Task to carry out: Repeat every record exactly, but keep images out of the copy.

(Collected data)
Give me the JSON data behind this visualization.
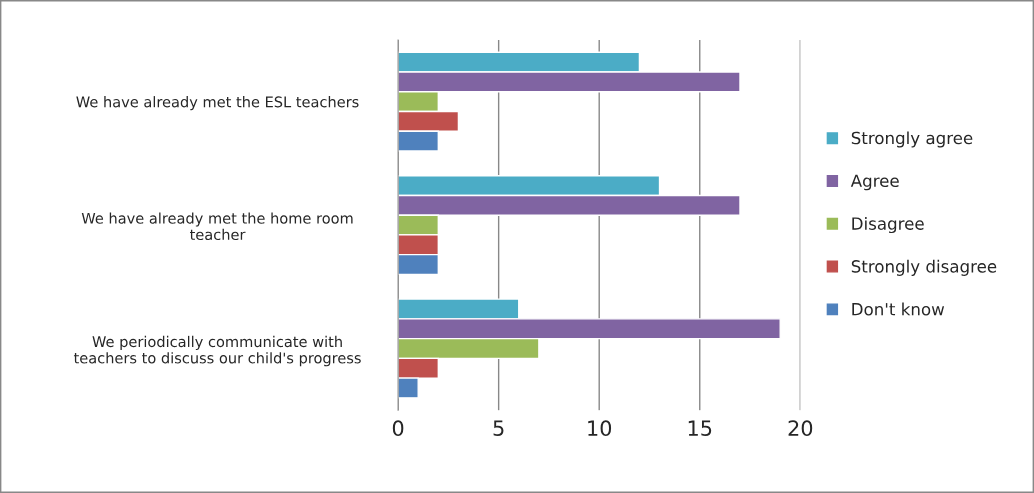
{
  "chart_data": {
    "type": "bar",
    "orientation": "horizontal",
    "categories": [
      "We have already met the ESL teachers",
      "We have already met the home room\nteacher",
      "We periodically communicate with\nteachers to discuss our child's progress"
    ],
    "series": [
      {
        "name": "Strongly agree",
        "color": "#4bacc6",
        "values": [
          12,
          13,
          6
        ]
      },
      {
        "name": "Agree",
        "color": "#8064a2",
        "values": [
          17,
          17,
          19
        ]
      },
      {
        "name": "Disagree",
        "color": "#9bbb59",
        "values": [
          2,
          2,
          7
        ]
      },
      {
        "name": "Strongly disagree",
        "color": "#c0504d",
        "values": [
          3,
          2,
          2
        ]
      },
      {
        "name": "Don't know",
        "color": "#4f81bd",
        "values": [
          2,
          2,
          1
        ]
      }
    ],
    "xlim": [
      0,
      20
    ],
    "xticks": [
      0,
      5,
      10,
      15,
      20
    ],
    "grid": "x",
    "legend": "right"
  }
}
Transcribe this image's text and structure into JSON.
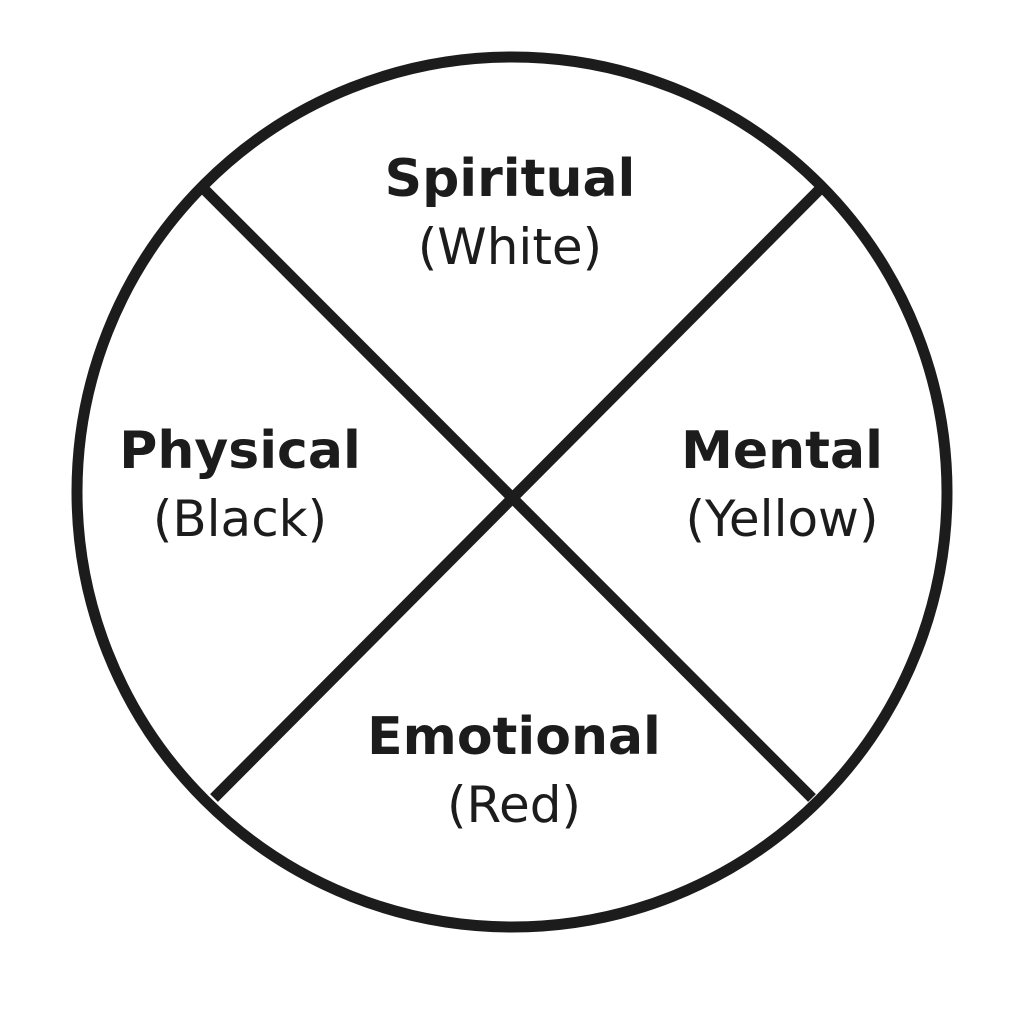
{
  "wheel": {
    "quadrants": [
      {
        "position": "top",
        "name": "Spiritual",
        "color_label": "(White)"
      },
      {
        "position": "left",
        "name": "Physical",
        "color_label": "(Black)"
      },
      {
        "position": "right",
        "name": "Mental",
        "color_label": "(Yellow)"
      },
      {
        "position": "bottom",
        "name": "Emotional",
        "color_label": "(Red)"
      }
    ],
    "stroke_color": "#1c1c1c",
    "fill_color": "#ffffff"
  }
}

The answer:
Give me the JSON data behind this visualization.
{
  "chart_data": {
    "type": "bar",
    "orientation": "horizontal",
    "categories": [
      "We have already met the ESL teachers",
      "We have already met the home room\nteacher",
      "We periodically communicate with\nteachers to discuss our child's progress"
    ],
    "series": [
      {
        "name": "Strongly agree",
        "color": "#4bacc6",
        "values": [
          12,
          13,
          6
        ]
      },
      {
        "name": "Agree",
        "color": "#8064a2",
        "values": [
          17,
          17,
          19
        ]
      },
      {
        "name": "Disagree",
        "color": "#9bbb59",
        "values": [
          2,
          2,
          7
        ]
      },
      {
        "name": "Strongly disagree",
        "color": "#c0504d",
        "values": [
          3,
          2,
          2
        ]
      },
      {
        "name": "Don't know",
        "color": "#4f81bd",
        "values": [
          2,
          2,
          1
        ]
      }
    ],
    "xlim": [
      0,
      20
    ],
    "xticks": [
      0,
      5,
      10,
      15,
      20
    ],
    "grid": "x",
    "legend": "right"
  }
}
Transcribe this image's text and structure into JSON.
{
  "wheel": {
    "quadrants": [
      {
        "position": "top",
        "name": "Spiritual",
        "color_label": "(White)"
      },
      {
        "position": "left",
        "name": "Physical",
        "color_label": "(Black)"
      },
      {
        "position": "right",
        "name": "Mental",
        "color_label": "(Yellow)"
      },
      {
        "position": "bottom",
        "name": "Emotional",
        "color_label": "(Red)"
      }
    ],
    "stroke_color": "#1c1c1c",
    "fill_color": "#ffffff"
  }
}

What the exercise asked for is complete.